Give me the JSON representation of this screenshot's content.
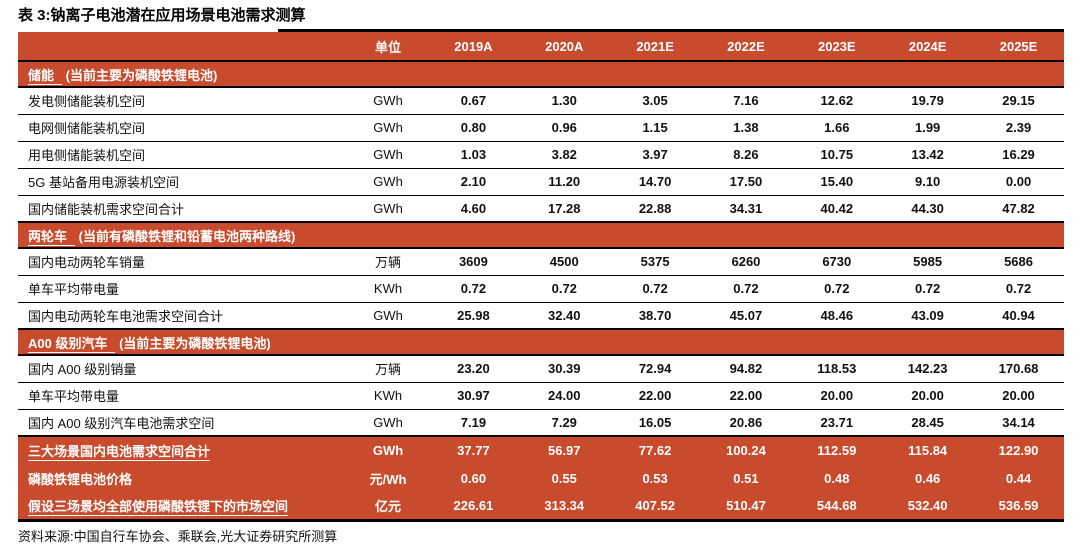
{
  "title": "表 3:钠离子电池潜在应用场景电池需求测算",
  "source_note": "资料来源:中国自行车协会、乘联会,光大证券研究所测算",
  "colors": {
    "accent": "#C74B2C",
    "border": "#000000",
    "header_text": "#FFFFFF",
    "body_text": "#111111"
  },
  "table": {
    "unit_header": "单位",
    "years": [
      "2019A",
      "2020A",
      "2021E",
      "2022E",
      "2023E",
      "2024E",
      "2025E"
    ],
    "sections": [
      {
        "name": "储能",
        "note": "(当前主要为磷酸铁锂电池)",
        "rows": [
          {
            "label": "发电侧储能装机空间",
            "unit": "GWh",
            "values": [
              "0.67",
              "1.30",
              "3.05",
              "7.16",
              "12.62",
              "19.79",
              "29.15"
            ]
          },
          {
            "label": "电网侧储能装机空间",
            "unit": "GWh",
            "values": [
              "0.80",
              "0.96",
              "1.15",
              "1.38",
              "1.66",
              "1.99",
              "2.39"
            ]
          },
          {
            "label": "用电侧储能装机空间",
            "unit": "GWh",
            "values": [
              "1.03",
              "3.82",
              "3.97",
              "8.26",
              "10.75",
              "13.42",
              "16.29"
            ]
          },
          {
            "label": "5G 基站备用电源装机空间",
            "unit": "GWh",
            "values": [
              "2.10",
              "11.20",
              "14.70",
              "17.50",
              "15.40",
              "9.10",
              "0.00"
            ]
          },
          {
            "label": "国内储能装机需求空间合计",
            "unit": "GWh",
            "values": [
              "4.60",
              "17.28",
              "22.88",
              "34.31",
              "40.42",
              "44.30",
              "47.82"
            ]
          }
        ]
      },
      {
        "name": "两轮车",
        "note": "(当前有磷酸铁锂和铅蓄电池两种路线)",
        "rows": [
          {
            "label": "国内电动两轮车销量",
            "unit": "万辆",
            "values": [
              "3609",
              "4500",
              "5375",
              "6260",
              "6730",
              "5985",
              "5686"
            ]
          },
          {
            "label": "单车平均带电量",
            "unit": "KWh",
            "values": [
              "0.72",
              "0.72",
              "0.72",
              "0.72",
              "0.72",
              "0.72",
              "0.72"
            ]
          },
          {
            "label": "国内电动两轮车电池需求空间合计",
            "unit": "GWh",
            "values": [
              "25.98",
              "32.40",
              "38.70",
              "45.07",
              "48.46",
              "43.09",
              "40.94"
            ]
          }
        ]
      },
      {
        "name": "A00 级别汽车",
        "note": "(当前主要为磷酸铁锂电池)",
        "rows": [
          {
            "label": "国内 A00 级别销量",
            "unit": "万辆",
            "values": [
              "23.20",
              "30.39",
              "72.94",
              "94.82",
              "118.53",
              "142.23",
              "170.68"
            ]
          },
          {
            "label": "单车平均带电量",
            "unit": "KWh",
            "values": [
              "30.97",
              "24.00",
              "22.00",
              "22.00",
              "20.00",
              "20.00",
              "20.00"
            ]
          },
          {
            "label": "国内 A00 级别汽车电池需求空间",
            "unit": "GWh",
            "values": [
              "7.19",
              "7.29",
              "16.05",
              "20.86",
              "23.71",
              "28.45",
              "34.14"
            ]
          }
        ]
      }
    ],
    "summary_rows": [
      {
        "label": "三大场景国内电池需求空间合计",
        "underline": true,
        "unit": "GWh",
        "values": [
          "37.77",
          "56.97",
          "77.62",
          "100.24",
          "112.59",
          "115.84",
          "122.90"
        ]
      },
      {
        "label": "磷酸铁锂电池价格",
        "underline": false,
        "unit": "元/Wh",
        "values": [
          "0.60",
          "0.55",
          "0.53",
          "0.51",
          "0.48",
          "0.46",
          "0.44"
        ]
      },
      {
        "label": "假设三场景均全部使用磷酸铁锂下的市场空间",
        "underline": true,
        "unit": "亿元",
        "values": [
          "226.61",
          "313.34",
          "407.52",
          "510.47",
          "544.68",
          "532.40",
          "536.59"
        ]
      }
    ]
  }
}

◆ ◆ ◆ ◆

PROBLEM REQUIREMENTS: Give every record back exactly as it reads, with no images.

OUTPUT OF THE EXERCISE:
Give me the JSON representation of this screenshot's content.
{
  "title": "表 3:钠离子电池潜在应用场景电池需求测算",
  "source_note": "资料来源:中国自行车协会、乘联会,光大证券研究所测算",
  "colors": {
    "accent": "#C74B2C",
    "border": "#000000",
    "header_text": "#FFFFFF",
    "body_text": "#111111"
  },
  "table": {
    "unit_header": "单位",
    "years": [
      "2019A",
      "2020A",
      "2021E",
      "2022E",
      "2023E",
      "2024E",
      "2025E"
    ],
    "sections": [
      {
        "name": "储能",
        "note": "(当前主要为磷酸铁锂电池)",
        "rows": [
          {
            "label": "发电侧储能装机空间",
            "unit": "GWh",
            "values": [
              "0.67",
              "1.30",
              "3.05",
              "7.16",
              "12.62",
              "19.79",
              "29.15"
            ]
          },
          {
            "label": "电网侧储能装机空间",
            "unit": "GWh",
            "values": [
              "0.80",
              "0.96",
              "1.15",
              "1.38",
              "1.66",
              "1.99",
              "2.39"
            ]
          },
          {
            "label": "用电侧储能装机空间",
            "unit": "GWh",
            "values": [
              "1.03",
              "3.82",
              "3.97",
              "8.26",
              "10.75",
              "13.42",
              "16.29"
            ]
          },
          {
            "label": "5G 基站备用电源装机空间",
            "unit": "GWh",
            "values": [
              "2.10",
              "11.20",
              "14.70",
              "17.50",
              "15.40",
              "9.10",
              "0.00"
            ]
          },
          {
            "label": "国内储能装机需求空间合计",
            "unit": "GWh",
            "values": [
              "4.60",
              "17.28",
              "22.88",
              "34.31",
              "40.42",
              "44.30",
              "47.82"
            ]
          }
        ]
      },
      {
        "name": "两轮车",
        "note": "(当前有磷酸铁锂和铅蓄电池两种路线)",
        "rows": [
          {
            "label": "国内电动两轮车销量",
            "unit": "万辆",
            "values": [
              "3609",
              "4500",
              "5375",
              "6260",
              "6730",
              "5985",
              "5686"
            ]
          },
          {
            "label": "单车平均带电量",
            "unit": "KWh",
            "values": [
              "0.72",
              "0.72",
              "0.72",
              "0.72",
              "0.72",
              "0.72",
              "0.72"
            ]
          },
          {
            "label": "国内电动两轮车电池需求空间合计",
            "unit": "GWh",
            "values": [
              "25.98",
              "32.40",
              "38.70",
              "45.07",
              "48.46",
              "43.09",
              "40.94"
            ]
          }
        ]
      },
      {
        "name": "A00 级别汽车",
        "note": "(当前主要为磷酸铁锂电池)",
        "rows": [
          {
            "label": "国内 A00 级别销量",
            "unit": "万辆",
            "values": [
              "23.20",
              "30.39",
              "72.94",
              "94.82",
              "118.53",
              "142.23",
              "170.68"
            ]
          },
          {
            "label": "单车平均带电量",
            "unit": "KWh",
            "values": [
              "30.97",
              "24.00",
              "22.00",
              "22.00",
              "20.00",
              "20.00",
              "20.00"
            ]
          },
          {
            "label": "国内 A00 级别汽车电池需求空间",
            "unit": "GWh",
            "values": [
              "7.19",
              "7.29",
              "16.05",
              "20.86",
              "23.71",
              "28.45",
              "34.14"
            ]
          }
        ]
      }
    ],
    "summary_rows": [
      {
        "label": "三大场景国内电池需求空间合计",
        "underline": true,
        "unit": "GWh",
        "values": [
          "37.77",
          "56.97",
          "77.62",
          "100.24",
          "112.59",
          "115.84",
          "122.90"
        ]
      },
      {
        "label": "磷酸铁锂电池价格",
        "underline": false,
        "unit": "元/Wh",
        "values": [
          "0.60",
          "0.55",
          "0.53",
          "0.51",
          "0.48",
          "0.46",
          "0.44"
        ]
      },
      {
        "label": "假设三场景均全部使用磷酸铁锂下的市场空间",
        "underline": true,
        "unit": "亿元",
        "values": [
          "226.61",
          "313.34",
          "407.52",
          "510.47",
          "544.68",
          "532.40",
          "536.59"
        ]
      }
    ]
  }
}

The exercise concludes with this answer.